The problem: Copy out the listing that follows exactly, dropping every picture.

Data excerpts:

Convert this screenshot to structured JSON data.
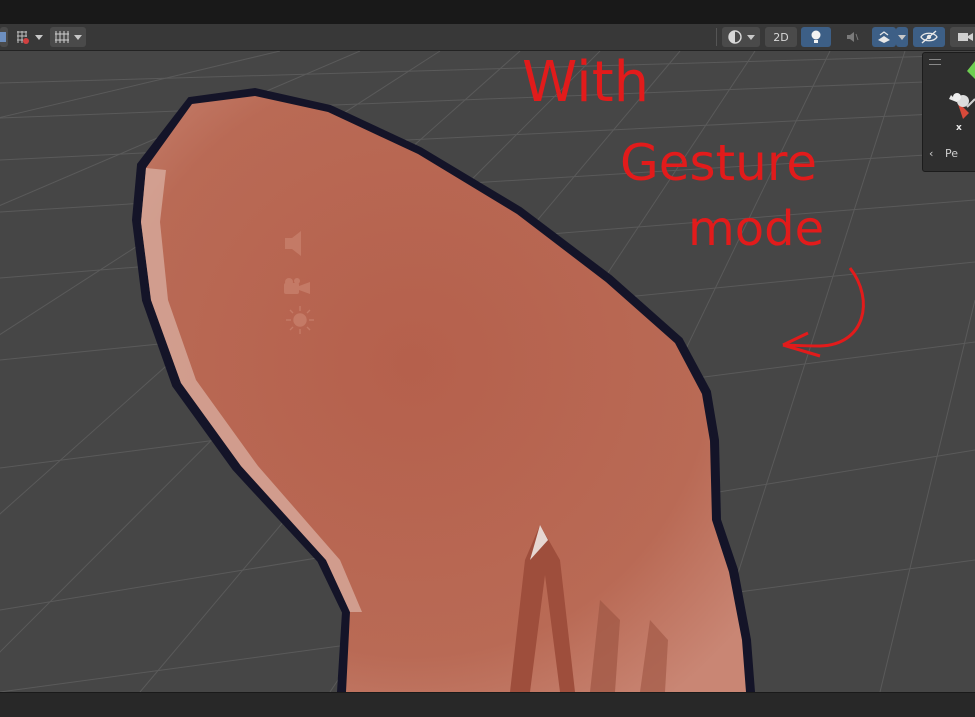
{
  "toolbar": {
    "view_2d_label": "2D",
    "left_tools": [
      "tool-move-icon",
      "grid-snap-icon",
      "grid-icon"
    ],
    "right_tools": [
      "shading-mode-icon",
      "lighting-icon",
      "audio-icon",
      "effects-icon",
      "hidden-toggle-icon",
      "camera-icon"
    ]
  },
  "scene": {
    "object": "hand-mesh",
    "gizmo_icons": [
      "audio-source-icon",
      "camera-gizmo-icon",
      "light-gizmo-icon"
    ]
  },
  "orientation_gizmo": {
    "axis_label": "x",
    "projection_label": "Pe"
  },
  "annotation": {
    "lines": [
      "With",
      "Gesture",
      "mode"
    ],
    "color": "#e21b1b"
  },
  "colors": {
    "toolbar_bg": "#383838",
    "viewport_bg": "#464646",
    "active_button": "#3d5f86",
    "mesh": "#b5604c",
    "outline": "#141428"
  }
}
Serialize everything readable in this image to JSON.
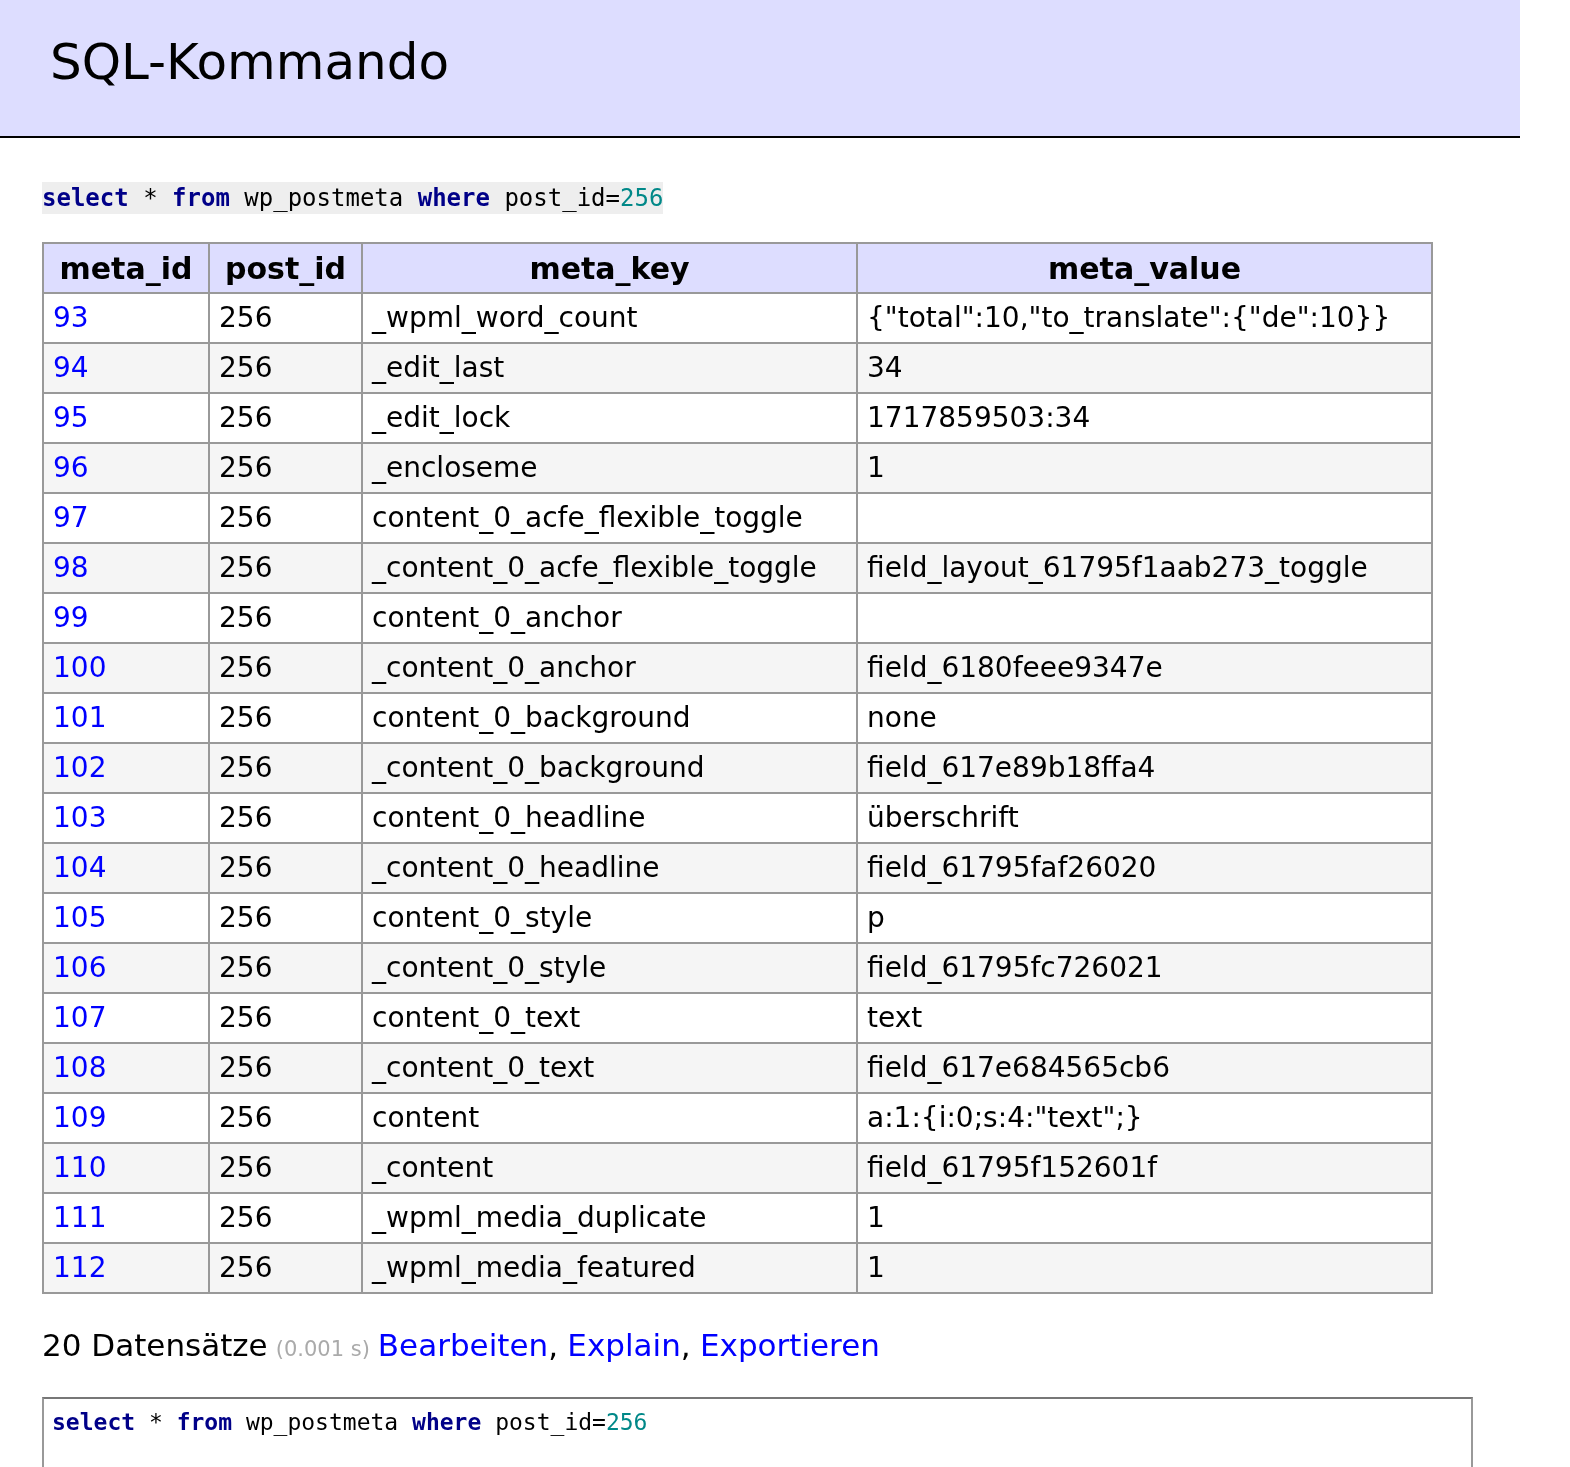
{
  "title": "SQL-Kommando",
  "query": {
    "tokens": [
      {
        "text": "select",
        "kind": "keyword"
      },
      {
        "text": " * ",
        "kind": "plain"
      },
      {
        "text": "from",
        "kind": "keyword"
      },
      {
        "text": " wp_postmeta ",
        "kind": "plain"
      },
      {
        "text": "where",
        "kind": "keyword"
      },
      {
        "text": " post_id=",
        "kind": "plain"
      },
      {
        "text": "256",
        "kind": "number"
      }
    ]
  },
  "table": {
    "columns": [
      "meta_id",
      "post_id",
      "meta_key",
      "meta_value"
    ],
    "rows": [
      [
        "93",
        "256",
        "_wpml_word_count",
        "{\"total\":10,\"to_translate\":{\"de\":10}}"
      ],
      [
        "94",
        "256",
        "_edit_last",
        "34"
      ],
      [
        "95",
        "256",
        "_edit_lock",
        "1717859503:34"
      ],
      [
        "96",
        "256",
        "_encloseme",
        "1"
      ],
      [
        "97",
        "256",
        "content_0_acfe_flexible_toggle",
        ""
      ],
      [
        "98",
        "256",
        "_content_0_acfe_flexible_toggle",
        "field_layout_61795f1aab273_toggle"
      ],
      [
        "99",
        "256",
        "content_0_anchor",
        ""
      ],
      [
        "100",
        "256",
        "_content_0_anchor",
        "field_6180feee9347e"
      ],
      [
        "101",
        "256",
        "content_0_background",
        "none"
      ],
      [
        "102",
        "256",
        "_content_0_background",
        "field_617e89b18ffa4"
      ],
      [
        "103",
        "256",
        "content_0_headline",
        "überschrift"
      ],
      [
        "104",
        "256",
        "_content_0_headline",
        "field_61795faf26020"
      ],
      [
        "105",
        "256",
        "content_0_style",
        "p"
      ],
      [
        "106",
        "256",
        "_content_0_style",
        "field_61795fc726021"
      ],
      [
        "107",
        "256",
        "content_0_text",
        "text"
      ],
      [
        "108",
        "256",
        "_content_0_text",
        "field_617e684565cb6"
      ],
      [
        "109",
        "256",
        "content",
        "a:1:{i:0;s:4:\"text\";}"
      ],
      [
        "110",
        "256",
        "_content",
        "field_61795f152601f"
      ],
      [
        "111",
        "256",
        "_wpml_media_duplicate",
        "1"
      ],
      [
        "112",
        "256",
        "_wpml_media_featured",
        "1"
      ]
    ]
  },
  "summary": {
    "count": "20 Datensätze",
    "time": "(0.001 s)",
    "links": [
      {
        "label": "Bearbeiten",
        "separator": ","
      },
      {
        "label": "Explain",
        "separator": ","
      },
      {
        "label": "Exportieren"
      }
    ]
  },
  "editor": {
    "tokens": [
      {
        "text": "select",
        "kind": "keyword"
      },
      {
        "text": " * ",
        "kind": "plain"
      },
      {
        "text": "from",
        "kind": "keyword"
      },
      {
        "text": " wp_postmeta ",
        "kind": "plain"
      },
      {
        "text": "where",
        "kind": "keyword"
      },
      {
        "text": " post_id=",
        "kind": "plain"
      },
      {
        "text": "256",
        "kind": "number"
      }
    ]
  }
}
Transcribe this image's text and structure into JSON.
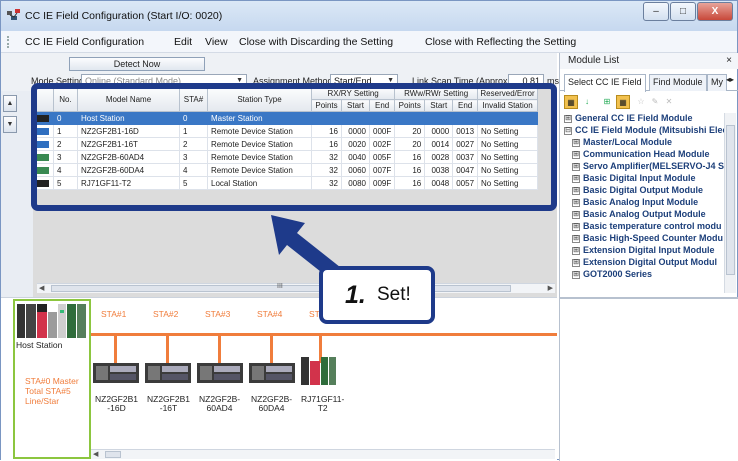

Response to this exercise:
Convert this screenshot to structured JSON data.
{
  "toolbar": {
    "view_2d_label": "2D",
    "left_tools": [
      "tool-move-icon",
      "grid-snap-icon",
      "grid-icon"
    ],
    "right_tools": [
      "shading-mode-icon",
      "lighting-icon",
      "audio-icon",
      "effects-icon",
      "hidden-toggle-icon",
      "camera-icon"
    ]
  },
  "scene": {
    "object": "hand-mesh",
    "gizmo_icons": [
      "audio-source-icon",
      "camera-gizmo-icon",
      "light-gizmo-icon"
    ]
  },
  "orientation_gizmo": {
    "axis_label": "x",
    "projection_label": "Pe"
  },
  "annotation": {
    "lines": [
      "With",
      "Gesture",
      "mode"
    ],
    "color": "#e21b1b"
  },
  "colors": {
    "toolbar_bg": "#383838",
    "viewport_bg": "#464646",
    "active_button": "#3d5f86",
    "mesh": "#b5604c",
    "outline": "#141428"
  }
}
Serialize everything readable in this image to JSON.
{
  "title": "SQL-Kommando",
  "query": {
    "tokens": [
      {
        "text": "select",
        "kind": "keyword"
      },
      {
        "text": " * ",
        "kind": "plain"
      },
      {
        "text": "from",
        "kind": "keyword"
      },
      {
        "text": " wp_postmeta ",
        "kind": "plain"
      },
      {
        "text": "where",
        "kind": "keyword"
      },
      {
        "text": " post_id=",
        "kind": "plain"
      },
      {
        "text": "256",
        "kind": "number"
      }
    ]
  },
  "table": {
    "columns": [
      "meta_id",
      "post_id",
      "meta_key",
      "meta_value"
    ],
    "rows": [
      [
        "93",
        "256",
        "_wpml_word_count",
        "{\"total\":10,\"to_translate\":{\"de\":10}}"
      ],
      [
        "94",
        "256",
        "_edit_last",
        "34"
      ],
      [
        "95",
        "256",
        "_edit_lock",
        "1717859503:34"
      ],
      [
        "96",
        "256",
        "_encloseme",
        "1"
      ],
      [
        "97",
        "256",
        "content_0_acfe_flexible_toggle",
        ""
      ],
      [
        "98",
        "256",
        "_content_0_acfe_flexible_toggle",
        "field_layout_61795f1aab273_toggle"
      ],
      [
        "99",
        "256",
        "content_0_anchor",
        ""
      ],
      [
        "100",
        "256",
        "_content_0_anchor",
        "field_6180feee9347e"
      ],
      [
        "101",
        "256",
        "content_0_background",
        "none"
      ],
      [
        "102",
        "256",
        "_content_0_background",
        "field_617e89b18ffa4"
      ],
      [
        "103",
        "256",
        "content_0_headline",
        "überschrift"
      ],
      [
        "104",
        "256",
        "_content_0_headline",
        "field_61795faf26020"
      ],
      [
        "105",
        "256",
        "content_0_style",
        "p"
      ],
      [
        "106",
        "256",
        "_content_0_style",
        "field_61795fc726021"
      ],
      [
        "107",
        "256",
        "content_0_text",
        "text"
      ],
      [
        "108",
        "256",
        "_content_0_text",
        "field_617e684565cb6"
      ],
      [
        "109",
        "256",
        "content",
        "a:1:{i:0;s:4:\"text\";}"
      ],
      [
        "110",
        "256",
        "_content",
        "field_61795f152601f"
      ],
      [
        "111",
        "256",
        "_wpml_media_duplicate",
        "1"
      ],
      [
        "112",
        "256",
        "_wpml_media_featured",
        "1"
      ]
    ]
  },
  "summary": {
    "count": "20 Datensätze",
    "time": "(0.001 s)",
    "links": [
      {
        "label": "Bearbeiten",
        "separator": ","
      },
      {
        "label": "Explain",
        "separator": ","
      },
      {
        "label": "Exportieren"
      }
    ]
  },
  "editor": {
    "tokens": [
      {
        "text": "select",
        "kind": "keyword"
      },
      {
        "text": " * ",
        "kind": "plain"
      },
      {
        "text": "from",
        "kind": "keyword"
      },
      {
        "text": " wp_postmeta ",
        "kind": "plain"
      },
      {
        "text": "where",
        "kind": "keyword"
      },
      {
        "text": " post_id=",
        "kind": "plain"
      },
      {
        "text": "256",
        "kind": "number"
      }
    ]
  }
}
Transcribe this image's text and structure into JSON.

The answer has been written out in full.